● **RECORDS FOR THIS TASK**
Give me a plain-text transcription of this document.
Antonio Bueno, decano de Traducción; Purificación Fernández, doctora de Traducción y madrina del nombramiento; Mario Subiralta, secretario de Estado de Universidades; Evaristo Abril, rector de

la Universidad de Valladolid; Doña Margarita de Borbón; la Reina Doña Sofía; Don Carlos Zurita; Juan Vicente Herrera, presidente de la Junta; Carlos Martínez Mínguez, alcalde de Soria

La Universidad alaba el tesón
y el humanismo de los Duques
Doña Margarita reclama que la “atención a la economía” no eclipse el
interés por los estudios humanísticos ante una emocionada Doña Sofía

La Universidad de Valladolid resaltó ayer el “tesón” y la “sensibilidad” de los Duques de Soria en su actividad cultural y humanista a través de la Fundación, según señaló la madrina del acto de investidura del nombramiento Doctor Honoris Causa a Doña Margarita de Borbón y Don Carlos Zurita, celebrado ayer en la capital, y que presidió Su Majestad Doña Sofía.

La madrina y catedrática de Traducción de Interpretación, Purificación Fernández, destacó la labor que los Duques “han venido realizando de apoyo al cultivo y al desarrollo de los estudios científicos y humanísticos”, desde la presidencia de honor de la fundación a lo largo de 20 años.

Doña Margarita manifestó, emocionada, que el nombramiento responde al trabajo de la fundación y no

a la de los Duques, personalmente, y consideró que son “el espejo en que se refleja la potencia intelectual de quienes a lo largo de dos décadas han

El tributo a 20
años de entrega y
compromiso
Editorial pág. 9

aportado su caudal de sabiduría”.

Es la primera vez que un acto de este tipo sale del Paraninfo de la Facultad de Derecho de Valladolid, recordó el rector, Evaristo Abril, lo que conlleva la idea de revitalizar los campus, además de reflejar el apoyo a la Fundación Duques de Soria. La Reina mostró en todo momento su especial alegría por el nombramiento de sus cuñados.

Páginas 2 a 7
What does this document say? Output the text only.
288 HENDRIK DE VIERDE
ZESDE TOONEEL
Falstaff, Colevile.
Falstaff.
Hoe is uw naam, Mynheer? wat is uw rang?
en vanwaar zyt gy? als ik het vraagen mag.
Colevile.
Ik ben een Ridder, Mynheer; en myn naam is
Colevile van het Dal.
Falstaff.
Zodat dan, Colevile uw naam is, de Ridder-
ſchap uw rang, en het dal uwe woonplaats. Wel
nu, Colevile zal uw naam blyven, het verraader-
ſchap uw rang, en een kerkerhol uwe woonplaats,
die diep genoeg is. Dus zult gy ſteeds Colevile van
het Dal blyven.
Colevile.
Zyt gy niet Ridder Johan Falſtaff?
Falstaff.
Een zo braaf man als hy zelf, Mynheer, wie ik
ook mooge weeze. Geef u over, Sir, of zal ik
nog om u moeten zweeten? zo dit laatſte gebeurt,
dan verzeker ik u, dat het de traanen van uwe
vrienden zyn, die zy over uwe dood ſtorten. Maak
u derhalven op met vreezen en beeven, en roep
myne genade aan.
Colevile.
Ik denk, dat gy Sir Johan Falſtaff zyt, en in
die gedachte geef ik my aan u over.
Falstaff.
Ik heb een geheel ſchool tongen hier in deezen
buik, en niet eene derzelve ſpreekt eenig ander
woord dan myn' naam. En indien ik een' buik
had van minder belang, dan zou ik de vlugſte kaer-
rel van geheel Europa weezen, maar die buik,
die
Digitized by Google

● **PROBLEM REQUIREMENTS**
Each record above should be returned exactly as it appears.

● **REPLY TO THE TASK**
Give me a plain-text transcription of this document.
Antonio Bueno, decano de Traducción; Purificación Fernández, doctora de Traducción y madrina del nombramiento; Mario Subiralta, secretario de Estado de Universidades; Evaristo Abril, rector de

la Universidad de Valladolid; Doña Margarita de Borbón; la Reina Doña Sofía; Don Carlos Zurita; Juan Vicente Herrera, presidente de la Junta; Carlos Martínez Mínguez, alcalde de Soria

La Universidad alaba el tesón
y el humanismo de los Duques
Doña Margarita reclama que la “atención a la economía” no eclipse el
interés por los estudios humanísticos ante una emocionada Doña Sofía

La Universidad de Valladolid resaltó ayer el “tesón” y la “sensibilidad” de los Duques de Soria en su actividad cultural y humanista a través de la Fundación, según señaló la madrina del acto de investidura del nombramiento Doctor Honoris Causa a Doña Margarita de Borbón y Don Carlos Zurita, celebrado ayer en la capital, y que presidió Su Majestad Doña Sofía.

La madrina y catedrática de Traducción de Interpretación, Purificación Fernández, destacó la labor que los Duques “han venido realizando de apoyo al cultivo y al desarrollo de los estudios científicos y humanísticos”, desde la presidencia de honor de la fundación a lo largo de 20 años.

Doña Margarita manifestó, emocionada, que el nombramiento responde al trabajo de la fundación y no

a la de los Duques, personalmente, y consideró que son “el espejo en que se refleja la potencia intelectual de quienes a lo largo de dos décadas han

El tributo a 20
años de entrega y
compromiso
Editorial pág. 9

aportado su caudal de sabiduría”.

Es la primera vez que un acto de este tipo sale del Paraninfo de la Facultad de Derecho de Valladolid, recordó el rector, Evaristo Abril, lo que conlleva la idea de revitalizar los campus, además de reflejar el apoyo a la Fundación Duques de Soria. La Reina mostró en todo momento su especial alegría por el nombramiento de sus cuñados.

Páginas 2 a 7
What does this document say? Output the text only.
288 HENDRIK DE VIERDE
ZESDE TOONEEL
Falstaff, Colevile.
Falstaff.
Hoe is uw naam, Mynheer? wat is uw rang?
en vanwaar zyt gy? als ik het vraagen mag.
Colevile.
Ik ben een Ridder, Mynheer; en myn naam is
Colevile van het Dal.
Falstaff.
Zodat dan, Colevile uw naam is, de Ridder-
ſchap uw rang, en het dal uwe woonplaats. Wel
nu, Colevile zal uw naam blyven, het verraader-
ſchap uw rang, en een kerkerhol uwe woonplaats,
die diep genoeg is. Dus zult gy ſteeds Colevile van
het Dal blyven.
Colevile.
Zyt gy niet Ridder Johan Falſtaff?
Falstaff.
Een zo braaf man als hy zelf, Mynheer, wie ik
ook mooge weeze. Geef u over, Sir, of zal ik
nog om u moeten zweeten? zo dit laatſte gebeurt,
dan verzeker ik u, dat het de traanen van uwe
vrienden zyn, die zy over uwe dood ſtorten. Maak
u derhalven op met vreezen en beeven, en roep
myne genade aan.
Colevile.
Ik denk, dat gy Sir Johan Falſtaff zyt, en in
die gedachte geef ik my aan u over.
Falstaff.
Ik heb een geheel ſchool tongen hier in deezen
buik, en niet eene derzelve ſpreekt eenig ander
woord dan myn' naam. En indien ik een' buik
had van minder belang, dan zou ik de vlugſte kaer-
rel van geheel Europa weezen, maar die buik,
die
Digitized by Google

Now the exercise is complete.